Saved entries
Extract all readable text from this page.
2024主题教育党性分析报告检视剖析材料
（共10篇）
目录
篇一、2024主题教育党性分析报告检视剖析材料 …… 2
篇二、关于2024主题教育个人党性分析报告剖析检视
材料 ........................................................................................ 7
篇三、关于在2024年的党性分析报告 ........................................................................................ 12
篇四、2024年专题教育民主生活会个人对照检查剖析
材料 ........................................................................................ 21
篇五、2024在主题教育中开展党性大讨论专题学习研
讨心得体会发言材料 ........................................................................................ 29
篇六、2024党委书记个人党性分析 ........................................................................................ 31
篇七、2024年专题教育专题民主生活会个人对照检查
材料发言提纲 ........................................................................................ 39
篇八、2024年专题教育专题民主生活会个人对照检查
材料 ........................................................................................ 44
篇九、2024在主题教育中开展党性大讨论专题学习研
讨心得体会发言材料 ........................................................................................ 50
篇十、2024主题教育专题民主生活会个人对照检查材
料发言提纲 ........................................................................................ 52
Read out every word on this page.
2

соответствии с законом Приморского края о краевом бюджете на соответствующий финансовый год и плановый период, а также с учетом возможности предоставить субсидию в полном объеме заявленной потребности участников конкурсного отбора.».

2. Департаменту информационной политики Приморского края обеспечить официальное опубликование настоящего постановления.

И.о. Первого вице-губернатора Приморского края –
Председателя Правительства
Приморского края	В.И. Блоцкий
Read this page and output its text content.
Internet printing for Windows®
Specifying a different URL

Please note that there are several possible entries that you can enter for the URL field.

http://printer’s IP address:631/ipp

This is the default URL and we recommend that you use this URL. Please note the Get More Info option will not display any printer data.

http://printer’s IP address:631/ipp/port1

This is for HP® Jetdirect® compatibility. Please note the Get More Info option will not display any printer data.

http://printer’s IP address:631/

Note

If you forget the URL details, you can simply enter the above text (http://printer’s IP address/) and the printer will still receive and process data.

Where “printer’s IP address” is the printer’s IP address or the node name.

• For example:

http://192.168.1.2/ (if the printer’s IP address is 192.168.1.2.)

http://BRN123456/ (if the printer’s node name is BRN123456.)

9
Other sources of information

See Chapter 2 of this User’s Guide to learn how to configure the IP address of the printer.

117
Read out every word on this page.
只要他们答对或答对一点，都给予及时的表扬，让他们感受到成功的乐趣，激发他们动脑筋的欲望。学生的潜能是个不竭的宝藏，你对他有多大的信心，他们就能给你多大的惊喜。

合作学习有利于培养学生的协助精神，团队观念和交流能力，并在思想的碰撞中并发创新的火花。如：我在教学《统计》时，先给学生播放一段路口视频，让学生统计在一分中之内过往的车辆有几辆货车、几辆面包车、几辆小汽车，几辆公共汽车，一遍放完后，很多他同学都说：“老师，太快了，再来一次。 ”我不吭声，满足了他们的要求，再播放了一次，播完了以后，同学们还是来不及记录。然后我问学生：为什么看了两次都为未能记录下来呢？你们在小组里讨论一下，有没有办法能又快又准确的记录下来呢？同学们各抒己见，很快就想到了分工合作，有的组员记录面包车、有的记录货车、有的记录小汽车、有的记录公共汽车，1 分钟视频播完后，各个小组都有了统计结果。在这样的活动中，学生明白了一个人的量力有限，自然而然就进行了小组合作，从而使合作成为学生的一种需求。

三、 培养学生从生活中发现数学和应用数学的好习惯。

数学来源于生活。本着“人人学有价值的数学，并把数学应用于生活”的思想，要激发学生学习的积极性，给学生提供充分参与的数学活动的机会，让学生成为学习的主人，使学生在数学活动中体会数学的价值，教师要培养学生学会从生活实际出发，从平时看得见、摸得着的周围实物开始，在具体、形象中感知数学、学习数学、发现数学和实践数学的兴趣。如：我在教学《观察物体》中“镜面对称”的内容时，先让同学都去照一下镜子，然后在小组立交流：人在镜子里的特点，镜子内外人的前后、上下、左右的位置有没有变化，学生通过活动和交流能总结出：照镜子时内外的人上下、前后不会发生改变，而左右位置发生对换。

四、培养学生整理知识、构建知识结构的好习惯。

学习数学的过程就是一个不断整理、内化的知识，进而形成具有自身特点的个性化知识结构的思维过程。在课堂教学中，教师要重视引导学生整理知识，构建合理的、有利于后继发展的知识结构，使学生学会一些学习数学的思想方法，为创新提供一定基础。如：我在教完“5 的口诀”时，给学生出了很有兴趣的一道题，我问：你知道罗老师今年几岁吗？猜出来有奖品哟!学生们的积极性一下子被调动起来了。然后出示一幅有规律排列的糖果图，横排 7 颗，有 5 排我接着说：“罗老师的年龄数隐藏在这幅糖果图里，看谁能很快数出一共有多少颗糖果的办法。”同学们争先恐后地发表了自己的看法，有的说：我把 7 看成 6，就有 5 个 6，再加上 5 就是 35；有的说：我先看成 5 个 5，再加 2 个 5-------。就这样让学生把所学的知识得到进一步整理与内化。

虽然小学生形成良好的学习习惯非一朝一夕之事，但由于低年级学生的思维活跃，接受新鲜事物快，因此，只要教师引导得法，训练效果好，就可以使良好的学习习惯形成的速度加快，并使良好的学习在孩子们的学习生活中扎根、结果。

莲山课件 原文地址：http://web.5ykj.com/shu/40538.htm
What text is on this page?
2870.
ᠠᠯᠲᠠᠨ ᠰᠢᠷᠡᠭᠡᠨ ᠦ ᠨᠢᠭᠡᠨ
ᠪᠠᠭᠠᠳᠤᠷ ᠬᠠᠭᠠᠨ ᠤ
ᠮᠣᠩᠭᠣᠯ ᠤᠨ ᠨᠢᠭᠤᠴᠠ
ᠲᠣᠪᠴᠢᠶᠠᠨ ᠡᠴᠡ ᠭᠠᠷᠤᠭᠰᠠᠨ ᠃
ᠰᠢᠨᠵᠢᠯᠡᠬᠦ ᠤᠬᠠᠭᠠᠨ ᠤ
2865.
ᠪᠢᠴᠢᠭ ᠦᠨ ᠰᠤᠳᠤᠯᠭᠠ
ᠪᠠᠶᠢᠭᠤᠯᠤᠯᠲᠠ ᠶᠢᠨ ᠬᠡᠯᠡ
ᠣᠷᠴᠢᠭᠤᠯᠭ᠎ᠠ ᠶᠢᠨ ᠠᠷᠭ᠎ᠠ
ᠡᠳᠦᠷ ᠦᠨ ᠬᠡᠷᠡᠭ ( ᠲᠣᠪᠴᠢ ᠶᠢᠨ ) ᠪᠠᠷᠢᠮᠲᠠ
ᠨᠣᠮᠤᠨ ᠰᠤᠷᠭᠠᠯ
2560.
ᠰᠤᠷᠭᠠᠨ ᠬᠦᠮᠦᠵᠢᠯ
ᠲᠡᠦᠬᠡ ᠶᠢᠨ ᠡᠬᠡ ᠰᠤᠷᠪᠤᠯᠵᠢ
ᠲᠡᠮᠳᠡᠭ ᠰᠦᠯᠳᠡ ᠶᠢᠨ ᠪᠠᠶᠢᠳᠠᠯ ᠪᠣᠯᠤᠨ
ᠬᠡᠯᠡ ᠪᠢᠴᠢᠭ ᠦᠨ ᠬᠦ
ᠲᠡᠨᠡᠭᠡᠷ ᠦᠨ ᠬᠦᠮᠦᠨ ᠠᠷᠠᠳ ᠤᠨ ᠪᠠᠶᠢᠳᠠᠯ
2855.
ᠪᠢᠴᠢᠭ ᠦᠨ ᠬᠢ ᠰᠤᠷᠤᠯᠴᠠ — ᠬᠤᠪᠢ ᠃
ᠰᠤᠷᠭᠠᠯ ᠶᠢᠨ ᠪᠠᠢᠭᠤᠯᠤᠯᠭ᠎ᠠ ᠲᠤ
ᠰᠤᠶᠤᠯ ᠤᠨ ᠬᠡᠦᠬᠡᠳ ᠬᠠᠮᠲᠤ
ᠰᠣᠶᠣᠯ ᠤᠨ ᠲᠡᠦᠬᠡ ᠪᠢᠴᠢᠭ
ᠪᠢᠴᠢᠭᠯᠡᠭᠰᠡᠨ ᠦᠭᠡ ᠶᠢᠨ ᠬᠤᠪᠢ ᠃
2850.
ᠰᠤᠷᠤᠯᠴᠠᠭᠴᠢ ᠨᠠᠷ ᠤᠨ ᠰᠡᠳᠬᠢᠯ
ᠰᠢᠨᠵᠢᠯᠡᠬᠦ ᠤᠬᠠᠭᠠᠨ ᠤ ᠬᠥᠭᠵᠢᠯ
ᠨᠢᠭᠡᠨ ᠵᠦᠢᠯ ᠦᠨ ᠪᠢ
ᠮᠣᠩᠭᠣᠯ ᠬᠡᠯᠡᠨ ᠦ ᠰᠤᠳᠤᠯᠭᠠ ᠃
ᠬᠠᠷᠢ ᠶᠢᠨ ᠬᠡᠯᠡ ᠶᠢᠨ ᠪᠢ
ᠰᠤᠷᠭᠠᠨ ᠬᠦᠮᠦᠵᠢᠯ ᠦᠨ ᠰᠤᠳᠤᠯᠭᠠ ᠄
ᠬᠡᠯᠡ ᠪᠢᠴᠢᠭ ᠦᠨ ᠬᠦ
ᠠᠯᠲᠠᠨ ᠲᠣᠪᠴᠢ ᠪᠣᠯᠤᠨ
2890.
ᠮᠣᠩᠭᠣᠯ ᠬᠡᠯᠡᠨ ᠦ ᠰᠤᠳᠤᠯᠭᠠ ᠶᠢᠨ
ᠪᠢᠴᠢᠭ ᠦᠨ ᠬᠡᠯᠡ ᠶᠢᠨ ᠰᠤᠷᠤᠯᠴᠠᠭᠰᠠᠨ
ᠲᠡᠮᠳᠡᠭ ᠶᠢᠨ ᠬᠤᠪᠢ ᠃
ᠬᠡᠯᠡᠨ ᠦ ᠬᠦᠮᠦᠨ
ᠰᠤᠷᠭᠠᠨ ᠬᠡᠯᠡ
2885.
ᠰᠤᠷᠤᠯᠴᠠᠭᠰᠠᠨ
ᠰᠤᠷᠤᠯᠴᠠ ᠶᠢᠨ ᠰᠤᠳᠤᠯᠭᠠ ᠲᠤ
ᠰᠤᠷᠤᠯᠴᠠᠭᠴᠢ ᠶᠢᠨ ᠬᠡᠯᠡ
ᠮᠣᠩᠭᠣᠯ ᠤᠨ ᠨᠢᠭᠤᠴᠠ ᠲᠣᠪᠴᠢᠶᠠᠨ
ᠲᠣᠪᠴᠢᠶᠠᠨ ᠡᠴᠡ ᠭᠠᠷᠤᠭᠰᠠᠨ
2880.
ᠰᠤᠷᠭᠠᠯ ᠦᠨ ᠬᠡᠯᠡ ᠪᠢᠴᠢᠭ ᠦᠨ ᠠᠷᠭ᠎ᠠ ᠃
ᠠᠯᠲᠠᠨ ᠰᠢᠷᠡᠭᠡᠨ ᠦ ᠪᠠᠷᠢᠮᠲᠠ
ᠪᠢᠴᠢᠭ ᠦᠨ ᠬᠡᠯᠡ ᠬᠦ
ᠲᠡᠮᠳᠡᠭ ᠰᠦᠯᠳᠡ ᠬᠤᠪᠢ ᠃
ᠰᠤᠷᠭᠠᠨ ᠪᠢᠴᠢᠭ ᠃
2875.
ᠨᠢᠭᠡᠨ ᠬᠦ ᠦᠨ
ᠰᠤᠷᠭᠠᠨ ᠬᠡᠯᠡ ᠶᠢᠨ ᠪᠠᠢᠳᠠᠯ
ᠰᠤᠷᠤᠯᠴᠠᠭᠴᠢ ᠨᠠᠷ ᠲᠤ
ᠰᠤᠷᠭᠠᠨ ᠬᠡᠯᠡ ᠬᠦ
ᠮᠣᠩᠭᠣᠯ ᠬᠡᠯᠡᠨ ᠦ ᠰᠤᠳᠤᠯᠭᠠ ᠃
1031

• [YOUR INSTRUCTIONS] Check each line of the records for the word "ᠬᠦᠮᠦᠵᠢᠯ" and extract those that contain it.

• [TASK SOLUTION]
ᠰᠤᠷᠭᠠᠨ ᠬᠦᠮᠦᠵᠢᠯ
ᠰᠤᠷᠭᠠᠨ ᠬᠦᠮᠦᠵᠢᠯ ᠦᠨ ᠰᠤᠳᠤᠯᠭᠠ ᠄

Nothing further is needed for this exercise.